*Directions for this task*: Drop every picture and give the entries back exactly.

*Provided entries*:
────────────────────

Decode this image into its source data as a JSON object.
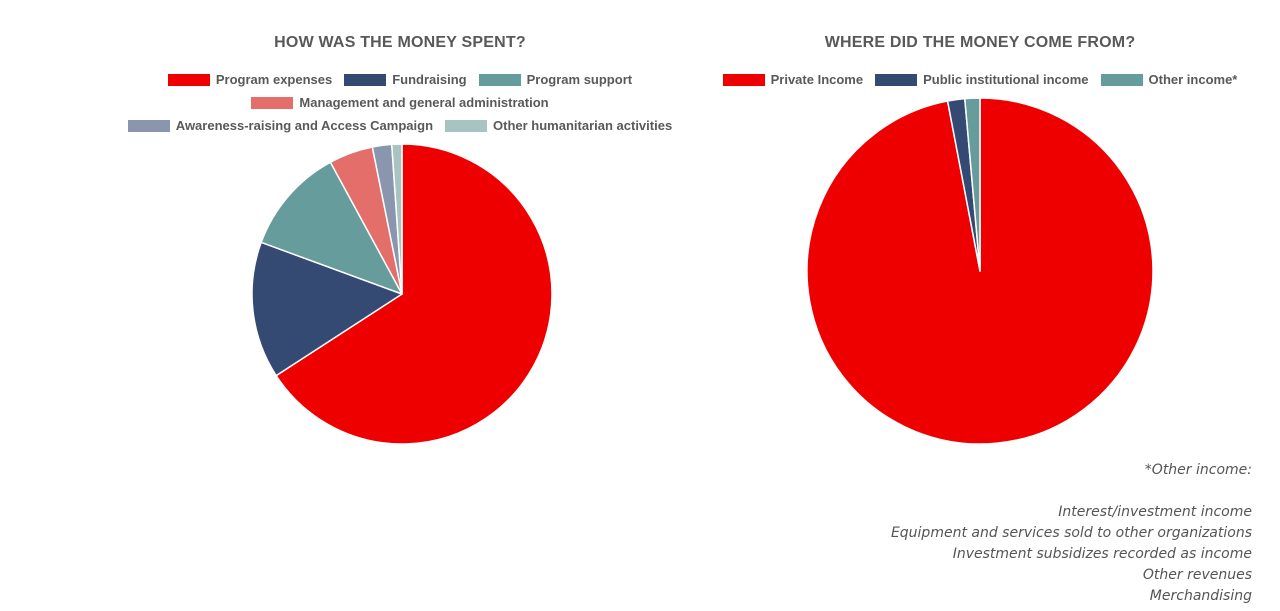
{
  "chart_data": [
    {
      "type": "pie",
      "title": "HOW WAS THE MONEY SPENT?",
      "legend_rows": [
        [
          0,
          1,
          2
        ],
        [
          3
        ],
        [
          4,
          5
        ]
      ],
      "slices": [
        {
          "label": "Program expenses",
          "value": 66.5,
          "color": "#ee0000"
        },
        {
          "label": "Fundraising",
          "value": 14.9,
          "color": "#354a72"
        },
        {
          "label": "Program support",
          "value": 11.6,
          "color": "#669c9b"
        },
        {
          "label": "Management and general administration",
          "value": 4.8,
          "color": "#e46f6a"
        },
        {
          "label": "Awareness-raising and Access Campaign",
          "value": 2.1,
          "color": "#8a96ad"
        },
        {
          "label": "Other humanitarian activities",
          "value": 1.1,
          "color": "#a9c3c3"
        }
      ]
    },
    {
      "type": "pie",
      "title": "WHERE DID THE MONEY COME FROM?",
      "legend_rows": [
        [
          0,
          1,
          2
        ]
      ],
      "slices": [
        {
          "label": "Private Income",
          "value": 97.0,
          "color": "#ee0000"
        },
        {
          "label": "Public institutional income",
          "value": 1.6,
          "color": "#354a72"
        },
        {
          "label": "Other income*",
          "value": 1.4,
          "color": "#669c9b"
        }
      ]
    }
  ],
  "footnote": {
    "title": "*Other income:",
    "items": [
      "Interest/investment income",
      "Equipment and services sold to other organizations",
      "Investment subsidizes recorded as income",
      "Other revenues",
      "Merchandising"
    ]
  }
}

────────────────────

*Solution to this exercise*:
Decode this image into its source data as a JSON object.
{
  "chart_data": [
    {
      "type": "pie",
      "title": "HOW WAS THE MONEY SPENT?",
      "legend_rows": [
        [
          0,
          1,
          2
        ],
        [
          3
        ],
        [
          4,
          5
        ]
      ],
      "slices": [
        {
          "label": "Program expenses",
          "value": 66.5,
          "color": "#ee0000"
        },
        {
          "label": "Fundraising",
          "value": 14.9,
          "color": "#354a72"
        },
        {
          "label": "Program support",
          "value": 11.6,
          "color": "#669c9b"
        },
        {
          "label": "Management and general administration",
          "value": 4.8,
          "color": "#e46f6a"
        },
        {
          "label": "Awareness-raising and Access Campaign",
          "value": 2.1,
          "color": "#8a96ad"
        },
        {
          "label": "Other humanitarian activities",
          "value": 1.1,
          "color": "#a9c3c3"
        }
      ]
    },
    {
      "type": "pie",
      "title": "WHERE DID THE MONEY COME FROM?",
      "legend_rows": [
        [
          0,
          1,
          2
        ]
      ],
      "slices": [
        {
          "label": "Private Income",
          "value": 97.0,
          "color": "#ee0000"
        },
        {
          "label": "Public institutional income",
          "value": 1.6,
          "color": "#354a72"
        },
        {
          "label": "Other income*",
          "value": 1.4,
          "color": "#669c9b"
        }
      ]
    }
  ],
  "footnote": {
    "title": "*Other income:",
    "items": [
      "Interest/investment income",
      "Equipment and services sold to other organizations",
      "Investment subsidizes recorded as income",
      "Other revenues",
      "Merchandising"
    ]
  }
}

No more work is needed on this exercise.